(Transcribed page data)
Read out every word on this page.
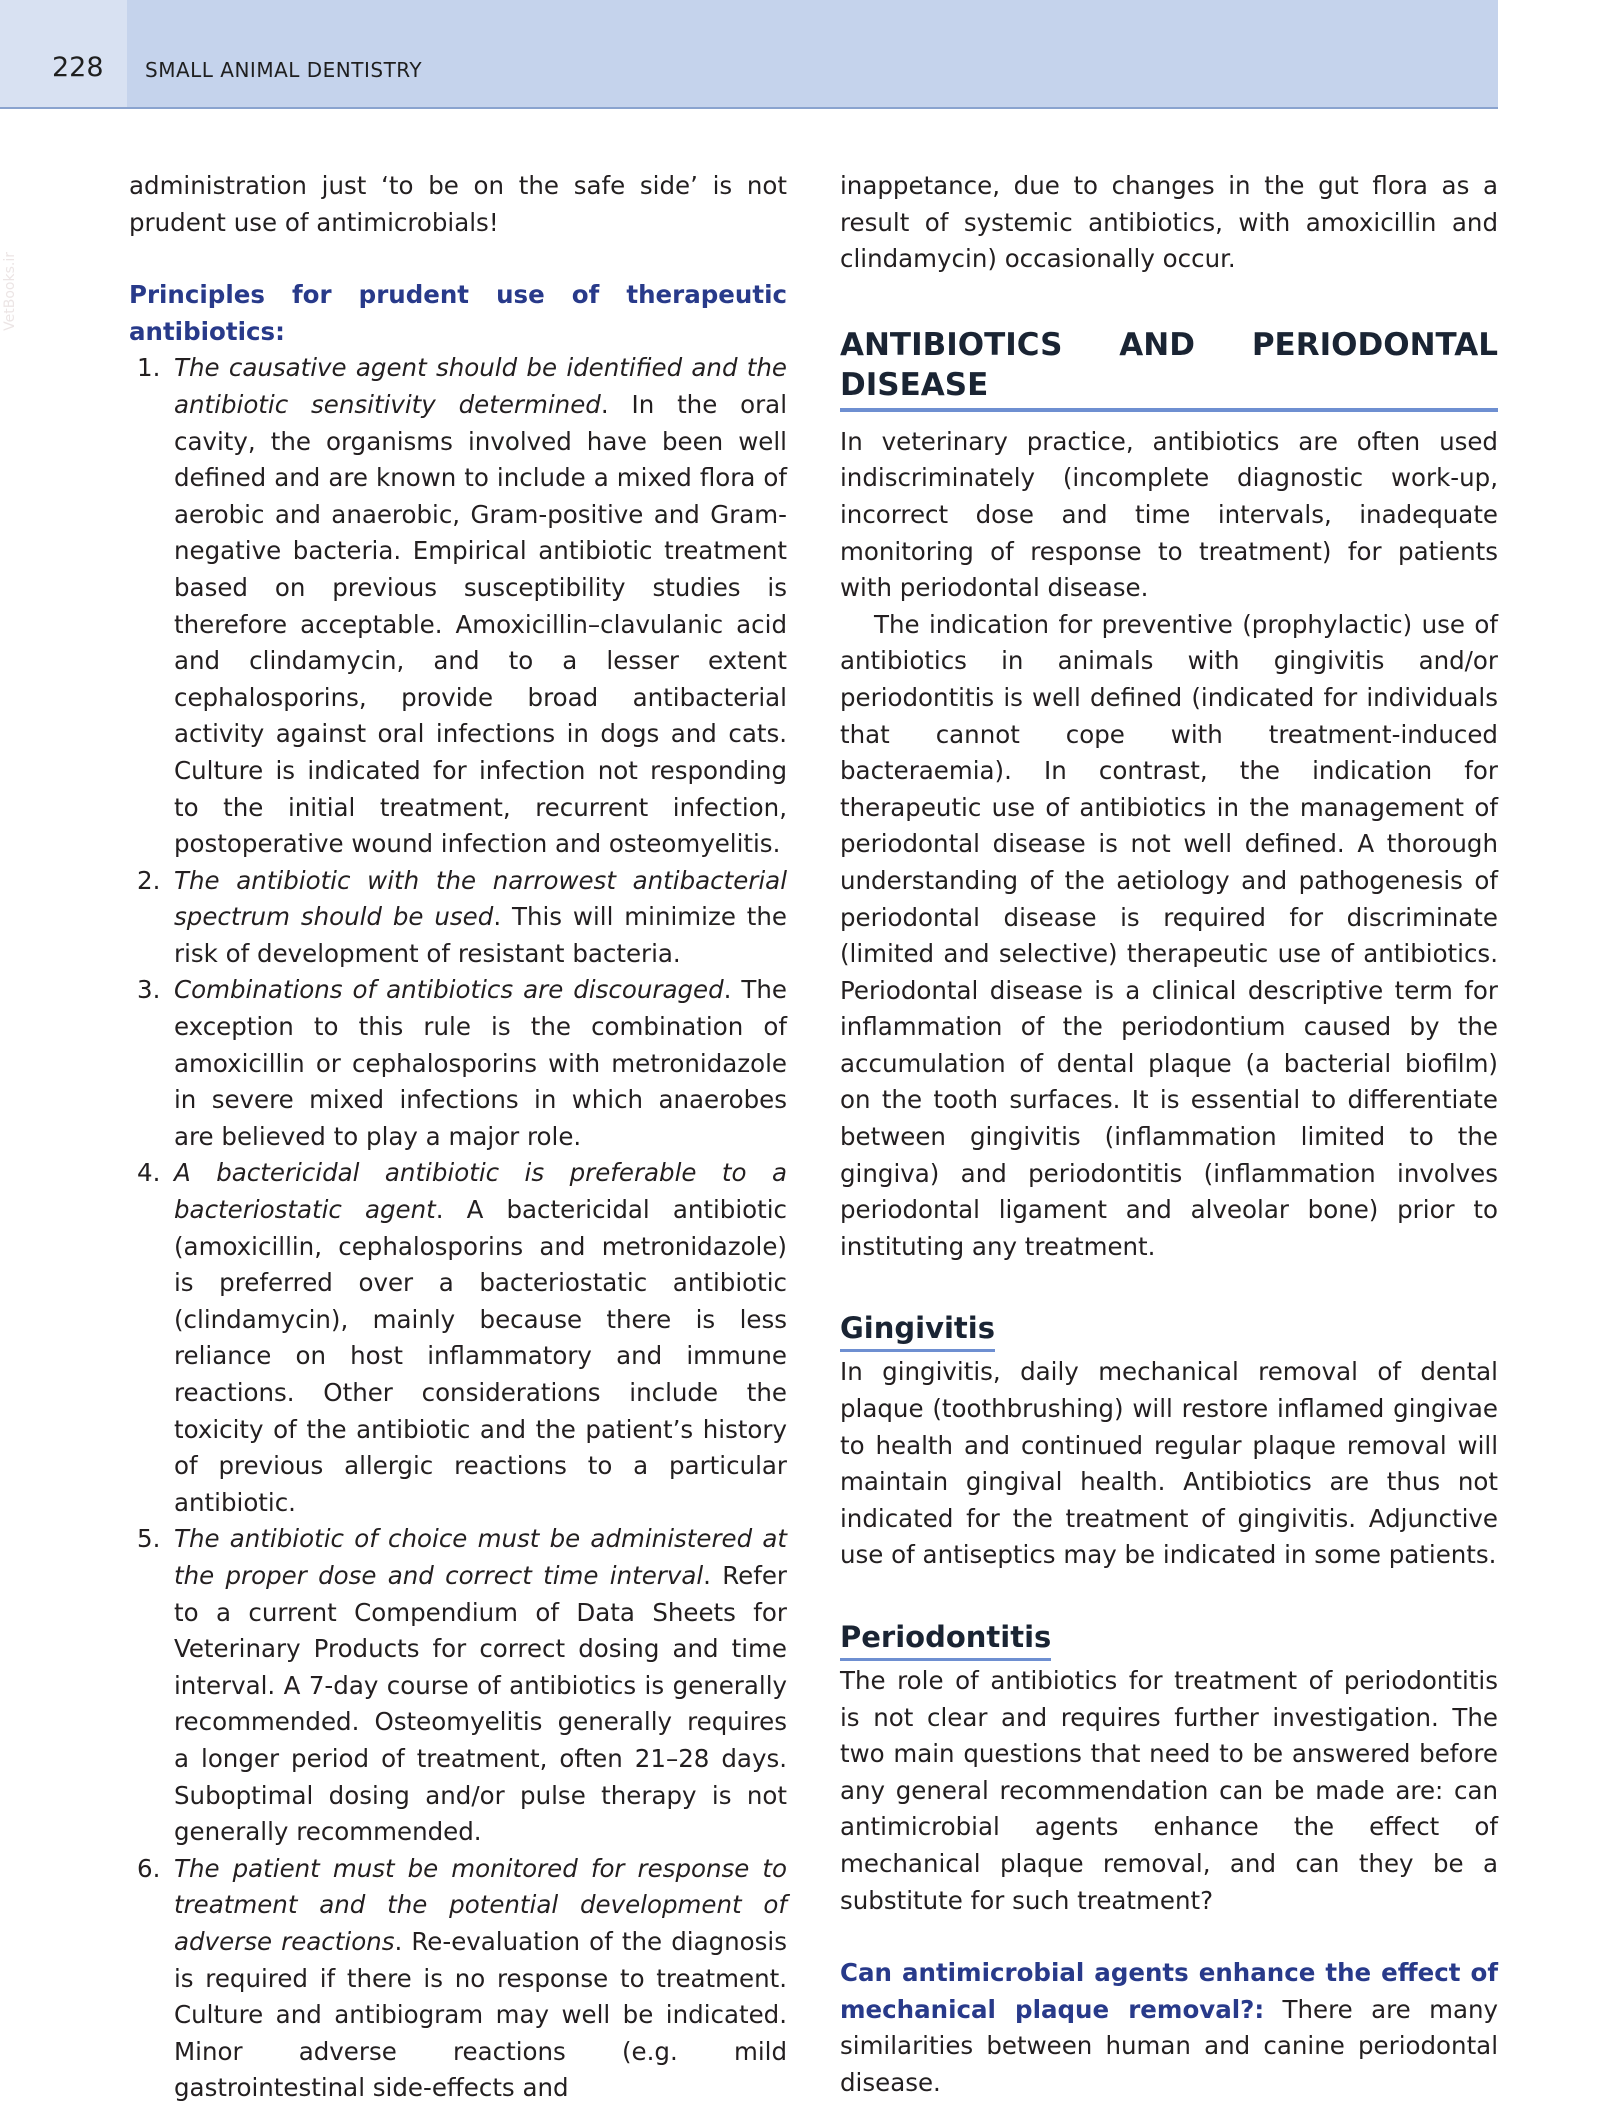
228 SMALL ANIMAL DENTISTRY
VetBooks.ir

administration just ‘to be on the safe side’ is not prudent use of antimicrobials!

Principles for prudent use of therapeutic antibiotics:

1. The causative agent should be identified and the antibiotic sensitivity determined. In the oral cavity, the organisms involved have been well defined and are known to include a mixed flora of aerobic and anaerobic, Gram-positive and Gram-negative bacteria. Empirical antibiotic treatment based on previous susceptibility studies is therefore acceptable. Amoxicillin–clavulanic acid and clindamycin, and to a lesser extent cephalosporins, provide broad antibacterial activity against oral infections in dogs and cats. Culture is indicated for infection not responding to the initial treatment, recurrent infection, postoperative wound infection and osteomyelitis.
2. The antibiotic with the narrowest antibacterial spectrum should be used. This will minimize the risk of development of resistant bacteria.
3. Combinations of antibiotics are discouraged. The exception to this rule is the combination of amoxicillin or cephalosporins with metronidazole in severe mixed infections in which anaerobes are believed to play a major role.
4. A bactericidal antibiotic is preferable to a bacteriostatic agent. A bactericidal antibiotic (amoxicillin, cephalosporins and metronidazole) is preferred over a bacteriostatic antibiotic (clindamycin), mainly because there is less reliance on host inflammatory and immune reactions. Other considerations include the toxicity of the antibiotic and the patient’s history of previous allergic reactions to a particular antibiotic.
5. The antibiotic of choice must be administered at the proper dose and correct time interval. Refer to a current Compendium of Data Sheets for Veterinary Products for correct dosing and time interval. A 7-day course of antibiotics is generally recommended. Osteomyelitis generally requires a longer period of treatment, often 21–28 days. Suboptimal dosing and/or pulse therapy is not generally recommended.
6. The patient must be monitored for response to treatment and the potential development of adverse reactions. Re-evaluation of the diagnosis is required if there is no response to treatment. Culture and antibiogram may well be indicated. Minor adverse reactions (e.g. mild gastrointestinal side-effects and

inappetance, due to changes in the gut flora as a result of systemic antibiotics, with amoxicillin and clindamycin) occasionally occur.

ANTIBIOTICS AND PERIODONTAL DISEASE

In veterinary practice, antibiotics are often used indiscriminately (incomplete diagnostic work-up, incorrect dose and time intervals, inadequate monitoring of response to treatment) for patients with periodontal disease.

The indication for preventive (prophylactic) use of antibiotics in animals with gingivitis and/or periodontitis is well defined (indicated for individuals that cannot cope with treatment-induced bacteraemia). In contrast, the indication for therapeutic use of antibiotics in the management of periodontal disease is not well defined. A thorough understanding of the aetiology and pathogenesis of periodontal disease is required for discriminate (limited and selective) therapeutic use of antibiotics. Periodontal disease is a clinical descriptive term for inflammation of the periodontium caused by the accumulation of dental plaque (a bacterial biofilm) on the tooth surfaces. It is essential to differentiate between gingivitis (inflammation limited to the gingiva) and periodontitis (inflammation involves periodontal ligament and alveolar bone) prior to instituting any treatment.

Gingivitis

In gingivitis, daily mechanical removal of dental plaque (toothbrushing) will restore inflamed gingivae to health and continued regular plaque removal will maintain gingival health. Antibiotics are thus not indicated for the treatment of gingivitis. Adjunctive use of antiseptics may be indicated in some patients.

Periodontitis

The role of antibiotics for treatment of periodontitis is not clear and requires further investigation. The two main questions that need to be answered before any general recommendation can be made are: can antimicrobial agents enhance the effect of mechanical plaque removal, and can they be a substitute for such treatment?

Can antimicrobial agents enhance the effect of mechanical plaque removal?: There are many similarities between human and canine periodontal disease.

PROBLEM REQUIREMENTS:
The records above are to be restated exactly, without their pictures.

RESULT:
Read out every word on this page.
228 SMALL ANIMAL DENTISTRY
VetBooks.ir

administration just ‘to be on the safe side’ is not prudent use of antimicrobials!

Principles for prudent use of therapeutic antibiotics:

1. The causative agent should be identified and the antibiotic sensitivity determined. In the oral cavity, the organisms involved have been well defined and are known to include a mixed flora of aerobic and anaerobic, Gram-positive and Gram-negative bacteria. Empirical antibiotic treatment based on previous susceptibility studies is therefore acceptable. Amoxicillin–clavulanic acid and clindamycin, and to a lesser extent cephalosporins, provide broad antibacterial activity against oral infections in dogs and cats. Culture is indicated for infection not responding to the initial treatment, recurrent infection, postoperative wound infection and osteomyelitis.
2. The antibiotic with the narrowest antibacterial spectrum should be used. This will minimize the risk of development of resistant bacteria.
3. Combinations of antibiotics are discouraged. The exception to this rule is the combination of amoxicillin or cephalosporins with metronidazole in severe mixed infections in which anaerobes are believed to play a major role.
4. A bactericidal antibiotic is preferable to a bacteriostatic agent. A bactericidal antibiotic (amoxicillin, cephalosporins and metronidazole) is preferred over a bacteriostatic antibiotic (clindamycin), mainly because there is less reliance on host inflammatory and immune reactions. Other considerations include the toxicity of the antibiotic and the patient’s history of previous allergic reactions to a particular antibiotic.
5. The antibiotic of choice must be administered at the proper dose and correct time interval. Refer to a current Compendium of Data Sheets for Veterinary Products for correct dosing and time interval. A 7-day course of antibiotics is generally recommended. Osteomyelitis generally requires a longer period of treatment, often 21–28 days. Suboptimal dosing and/or pulse therapy is not generally recommended.
6. The patient must be monitored for response to treatment and the potential development of adverse reactions. Re-evaluation of the diagnosis is required if there is no response to treatment. Culture and antibiogram may well be indicated. Minor adverse reactions (e.g. mild gastrointestinal side-effects and

inappetance, due to changes in the gut flora as a result of systemic antibiotics, with amoxicillin and clindamycin) occasionally occur.

ANTIBIOTICS AND PERIODONTAL DISEASE

In veterinary practice, antibiotics are often used indiscriminately (incomplete diagnostic work-up, incorrect dose and time intervals, inadequate monitoring of response to treatment) for patients with periodontal disease.

The indication for preventive (prophylactic) use of antibiotics in animals with gingivitis and/or periodontitis is well defined (indicated for individuals that cannot cope with treatment-induced bacteraemia). In contrast, the indication for therapeutic use of antibiotics in the management of periodontal disease is not well defined. A thorough understanding of the aetiology and pathogenesis of periodontal disease is required for discriminate (limited and selective) therapeutic use of antibiotics. Periodontal disease is a clinical descriptive term for inflammation of the periodontium caused by the accumulation of dental plaque (a bacterial biofilm) on the tooth surfaces. It is essential to differentiate between gingivitis (inflammation limited to the gingiva) and periodontitis (inflammation involves periodontal ligament and alveolar bone) prior to instituting any treatment.

Gingivitis

In gingivitis, daily mechanical removal of dental plaque (toothbrushing) will restore inflamed gingivae to health and continued regular plaque removal will maintain gingival health. Antibiotics are thus not indicated for the treatment of gingivitis. Adjunctive use of antiseptics may be indicated in some patients.

Periodontitis

The role of antibiotics for treatment of periodontitis is not clear and requires further investigation. The two main questions that need to be answered before any general recommendation can be made are: can antimicrobial agents enhance the effect of mechanical plaque removal, and can they be a substitute for such treatment?

Can antimicrobial agents enhance the effect of mechanical plaque removal?: There are many similarities between human and canine periodontal disease.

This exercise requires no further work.